SHORT TASK: Show only lines that include "Output".

DATA LINES:
########
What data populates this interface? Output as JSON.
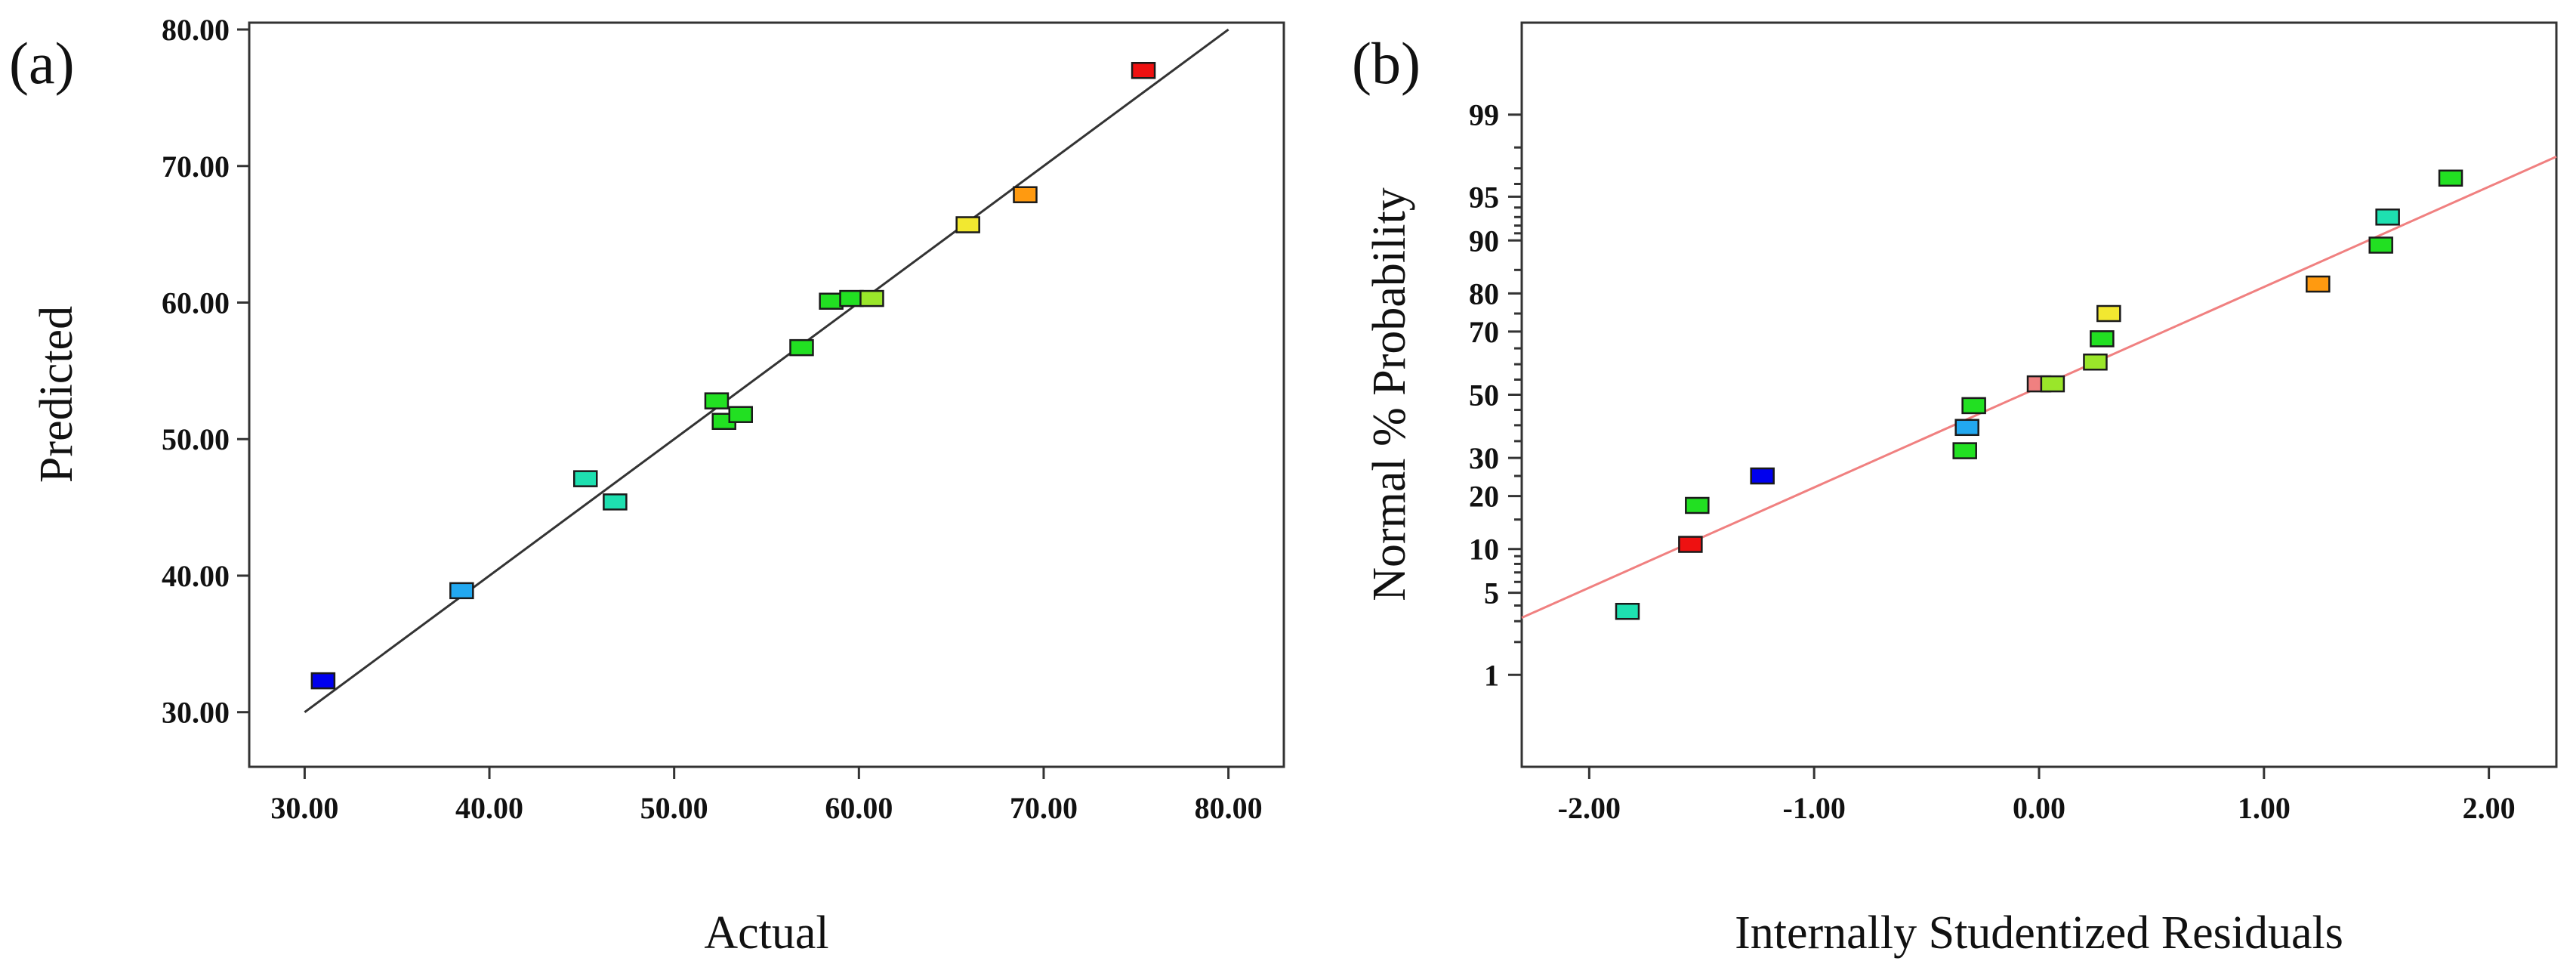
{
  "chart_data": [
    {
      "type": "scatter",
      "panel_label": "(a)",
      "xlabel": "Actual",
      "ylabel": "Predicted",
      "xlim": [
        27,
        83
      ],
      "ylim": [
        26,
        80.5
      ],
      "xticks": [
        30,
        40,
        50,
        60,
        70,
        80
      ],
      "xtick_labels": [
        "30.00",
        "40.00",
        "50.00",
        "60.00",
        "70.00",
        "80.00"
      ],
      "yticks": [
        30,
        40,
        50,
        60,
        70,
        80
      ],
      "ytick_labels": [
        "30.00",
        "40.00",
        "50.00",
        "60.00",
        "70.00",
        "80.00"
      ],
      "fit_line": {
        "from": [
          30,
          30
        ],
        "to": [
          80,
          80
        ],
        "color": "#333333"
      },
      "points": [
        {
          "x": 31.0,
          "y": 32.3,
          "color": "#0000ee"
        },
        {
          "x": 38.5,
          "y": 38.9,
          "color": "#22a8f0"
        },
        {
          "x": 45.2,
          "y": 47.1,
          "color": "#1ee0b0"
        },
        {
          "x": 46.8,
          "y": 45.4,
          "color": "#1ee0b0"
        },
        {
          "x": 52.3,
          "y": 52.8,
          "color": "#22e022"
        },
        {
          "x": 52.7,
          "y": 51.3,
          "color": "#22e022"
        },
        {
          "x": 53.6,
          "y": 51.8,
          "color": "#22e022"
        },
        {
          "x": 56.9,
          "y": 56.7,
          "color": "#22e022"
        },
        {
          "x": 58.5,
          "y": 60.1,
          "color": "#22e022"
        },
        {
          "x": 59.6,
          "y": 60.3,
          "color": "#22e022"
        },
        {
          "x": 60.7,
          "y": 60.3,
          "color": "#9ae62a"
        },
        {
          "x": 65.9,
          "y": 65.7,
          "color": "#f2e830"
        },
        {
          "x": 69.0,
          "y": 67.9,
          "color": "#ff9a10"
        },
        {
          "x": 75.4,
          "y": 77.0,
          "color": "#ee1111"
        }
      ]
    },
    {
      "type": "scatter",
      "panel_label": "(b)",
      "xlabel": "Internally Studentized Residuals",
      "ylabel": "Normal % Probability",
      "xlim": [
        -2.3,
        2.3
      ],
      "y_scale": "normal-probability",
      "ylim": [
        0.1,
        99.9
      ],
      "xticks": [
        -2,
        -1,
        0,
        1,
        2
      ],
      "xtick_labels": [
        "-2.00",
        "-1.00",
        "0.00",
        "1.00",
        "2.00"
      ],
      "yticks": [
        1,
        5,
        10,
        20,
        30,
        50,
        70,
        80,
        90,
        95,
        99
      ],
      "ytick_labels": [
        "1",
        "5",
        "10",
        "20",
        "30",
        "50",
        "70",
        "80",
        "90",
        "95",
        "99"
      ],
      "fit_line": {
        "from": [
          -2.3,
          3.2
        ],
        "to": [
          2.3,
          97.6
        ],
        "color": "#f08080"
      },
      "points": [
        {
          "x": -1.83,
          "y": 3.6,
          "color": "#1ee0b0"
        },
        {
          "x": -1.55,
          "y": 10.7,
          "color": "#ee1111"
        },
        {
          "x": -1.52,
          "y": 17.9,
          "color": "#22e022"
        },
        {
          "x": -1.23,
          "y": 25.0,
          "color": "#0000ee"
        },
        {
          "x": -0.33,
          "y": 32.1,
          "color": "#22e022"
        },
        {
          "x": -0.32,
          "y": 39.3,
          "color": "#22a8f0"
        },
        {
          "x": -0.29,
          "y": 46.4,
          "color": "#22e022"
        },
        {
          "x": 0.0,
          "y": 53.6,
          "color": "#f08080"
        },
        {
          "x": 0.06,
          "y": 53.6,
          "color": "#9ae62a"
        },
        {
          "x": 0.25,
          "y": 60.7,
          "color": "#9ae62a"
        },
        {
          "x": 0.28,
          "y": 67.9,
          "color": "#22e022"
        },
        {
          "x": 0.31,
          "y": 75.0,
          "color": "#f2e830"
        },
        {
          "x": 1.24,
          "y": 82.1,
          "color": "#ff9a10"
        },
        {
          "x": 1.52,
          "y": 89.3,
          "color": "#22e022"
        },
        {
          "x": 1.55,
          "y": 93.0,
          "color": "#1ee0b0"
        },
        {
          "x": 1.83,
          "y": 96.4,
          "color": "#22e022"
        }
      ]
    }
  ]
}
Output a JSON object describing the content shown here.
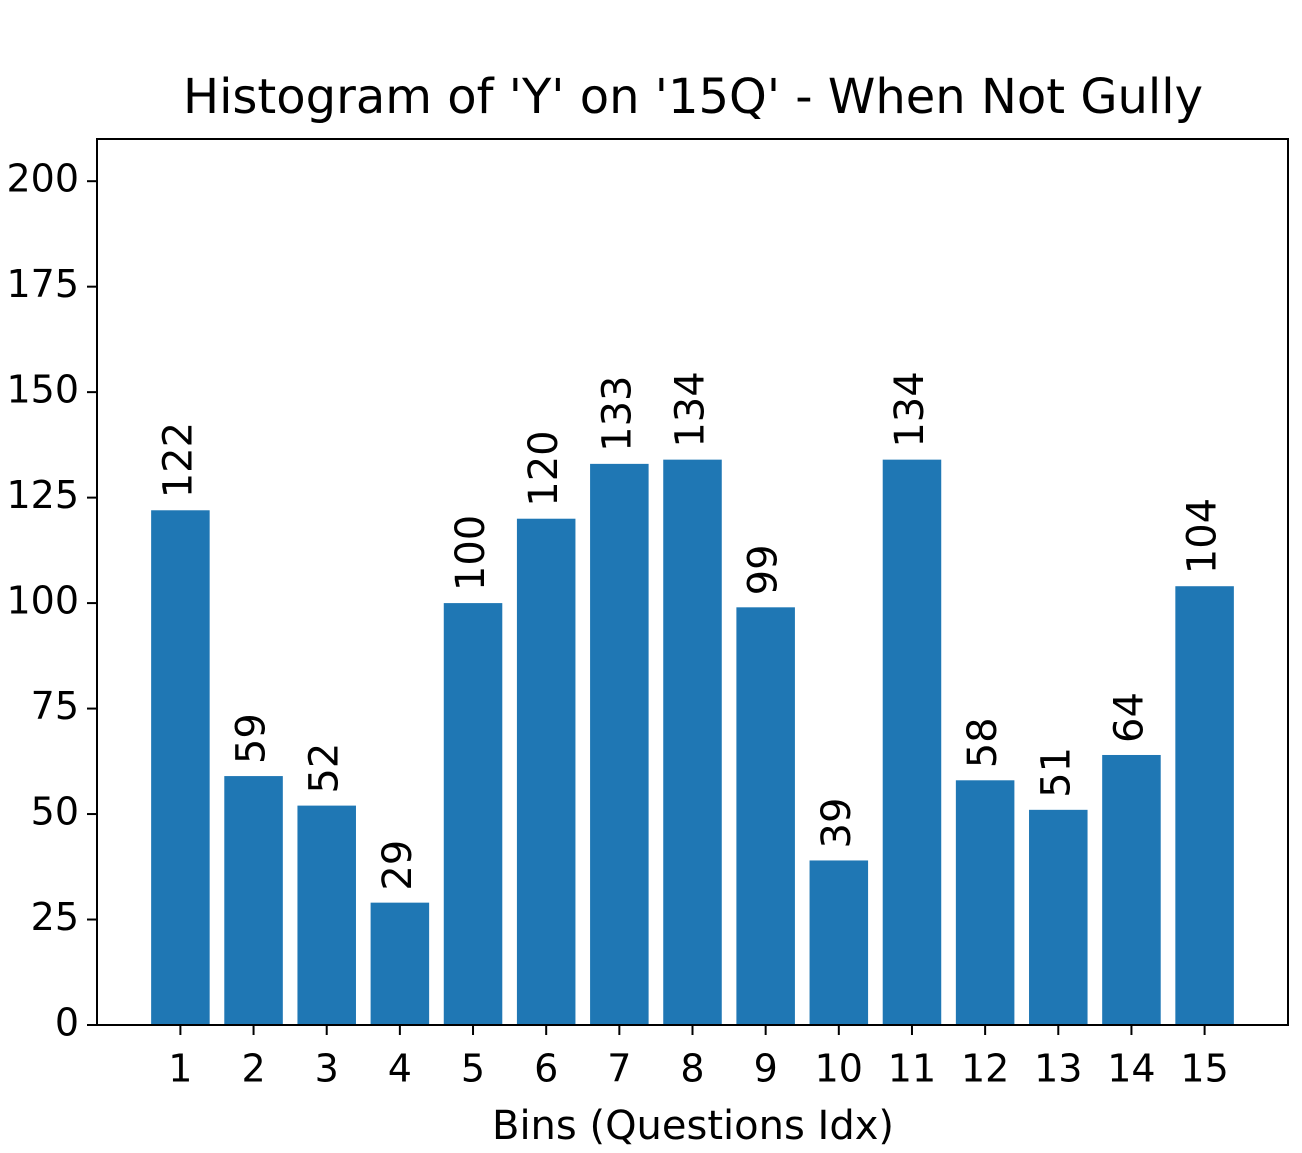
{
  "chart_data": {
    "type": "bar",
    "title": "Histogram of 'Y' on '15Q' - When Not Gully",
    "x_label": "Bins (Questions Idx)",
    "categories": [
      "1",
      "2",
      "3",
      "4",
      "5",
      "6",
      "7",
      "8",
      "9",
      "10",
      "11",
      "12",
      "13",
      "14",
      "15"
    ],
    "values": [
      122,
      59,
      52,
      29,
      100,
      120,
      133,
      134,
      99,
      39,
      134,
      58,
      51,
      64,
      104
    ],
    "color": "#1f77b4",
    "ylim": [
      0,
      210
    ],
    "yticks": [
      0,
      25,
      50,
      75,
      100,
      125,
      150,
      175,
      200
    ],
    "grid": false
  }
}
########
FINISHED ANSWER:
What data populates this interface? Output as JSON.
Output a JSON object describing the content shown here.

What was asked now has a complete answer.